** start Input data **
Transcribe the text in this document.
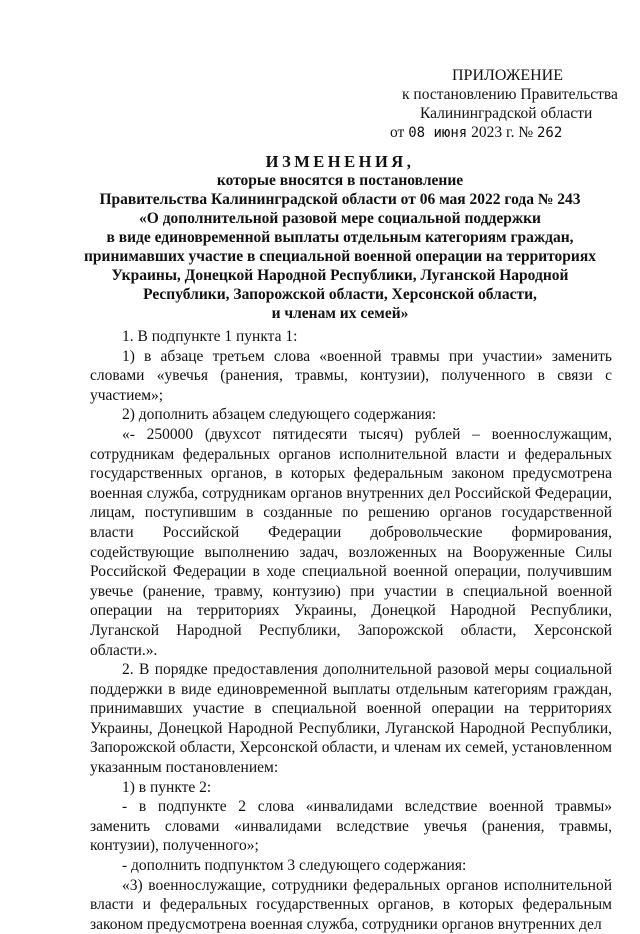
ПРИЛОЖЕНИЕ
к постановлению Правительства
Калининградской области
от 08 июня 2023 г. № 262
ИЗМЕНЕНИЯ,
которые вносятся в постановление
Правительства Калининградской области от 06 мая 2022 года № 243
«О дополнительной разовой мере социальной поддержки
в виде единовременной выплаты отдельным категориям граждан,
принимавших участие в специальной военной операции на территориях
Украины, Донецкой Народной Республики, Луганской Народной
Республики, Запорожской области, Херсонской области,
и членам их семей»

1. В подпункте 1 пункта 1:

1) в абзаце третьем слова «военной травмы при участии» заменить словами «увечья (ранения, травмы, контузии), полученного в связи с участием»;

2) дополнить абзацем следующего содержания:

«- 250000 (двухсот пятидесяти тысяч) рублей – военнослужащим, сотрудникам федеральных органов исполнительной власти и федеральных государственных органов, в которых федеральным законом предусмотрена военная служба, сотрудникам органов внутренних дел Российской Федерации, лицам, поступившим в созданные по решению органов государственной власти Российской Федерации добровольческие формирования, содействующие выполнению задач, возложенных на Вооруженные Силы Российской Федерации в ходе специальной военной операции, получившим увечье (ранение, травму, контузию) при участии в специальной военной операции на территориях Украины, Донецкой Народной Республики, Луганской Народной Республики, Запорожской области, Херсонской области.».

2. В порядке предоставления дополнительной разовой меры социальной поддержки в виде единовременной выплаты отдельным категориям граждан, принимавших участие в специальной военной операции на территориях Украины, Донецкой Народной Республики, Луганской Народной Республики, Запорожской области, Херсонской области, и членам их семей, установленном указанным постановлением:

1) в пункте 2:

- в подпункте 2 слова «инвалидами вследствие военной травмы» заменить словами «инвалидами вследствие увечья (ранения, травмы, контузии), полученного»;

- дополнить подпунктом 3 следующего содержания:

«3) военнослужащие, сотрудники федеральных органов исполнительной власти и федеральных государственных органов, в которых федеральным законом предусмотрена военная служба, сотрудники органов внутренних дел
** end Input data **
## Goal of the exercise
Each entry above should be reproduced exactly, with the pictures removed.

## Solution to this problem
Transcribe the text in this document.
ПРИЛОЖЕНИЕ
к постановлению Правительства
Калининградской области
от 08 июня 2023 г. № 262
ИЗМЕНЕНИЯ,
которые вносятся в постановление
Правительства Калининградской области от 06 мая 2022 года № 243
«О дополнительной разовой мере социальной поддержки
в виде единовременной выплаты отдельным категориям граждан,
принимавших участие в специальной военной операции на территориях
Украины, Донецкой Народной Республики, Луганской Народной
Республики, Запорожской области, Херсонской области,
и членам их семей»

1. В подпункте 1 пункта 1:

1) в абзаце третьем слова «военной травмы при участии» заменить словами «увечья (ранения, травмы, контузии), полученного в связи с участием»;

2) дополнить абзацем следующего содержания:

«- 250000 (двухсот пятидесяти тысяч) рублей – военнослужащим, сотрудникам федеральных органов исполнительной власти и федеральных государственных органов, в которых федеральным законом предусмотрена военная служба, сотрудникам органов внутренних дел Российской Федерации, лицам, поступившим в созданные по решению органов государственной власти Российской Федерации добровольческие формирования, содействующие выполнению задач, возложенных на Вооруженные Силы Российской Федерации в ходе специальной военной операции, получившим увечье (ранение, травму, контузию) при участии в специальной военной операции на территориях Украины, Донецкой Народной Республики, Луганской Народной Республики, Запорожской области, Херсонской области.».

2. В порядке предоставления дополнительной разовой меры социальной поддержки в виде единовременной выплаты отдельным категориям граждан, принимавших участие в специальной военной операции на территориях Украины, Донецкой Народной Республики, Луганской Народной Республики, Запорожской области, Херсонской области, и членам их семей, установленном указанным постановлением:

1) в пункте 2:

- в подпункте 2 слова «инвалидами вследствие военной травмы» заменить словами «инвалидами вследствие увечья (ранения, травмы, контузии), полученного»;

- дополнить подпунктом 3 следующего содержания:

«3) военнослужащие, сотрудники федеральных органов исполнительной власти и федеральных государственных органов, в которых федеральным законом предусмотрена военная служба, сотрудники органов внутренних дел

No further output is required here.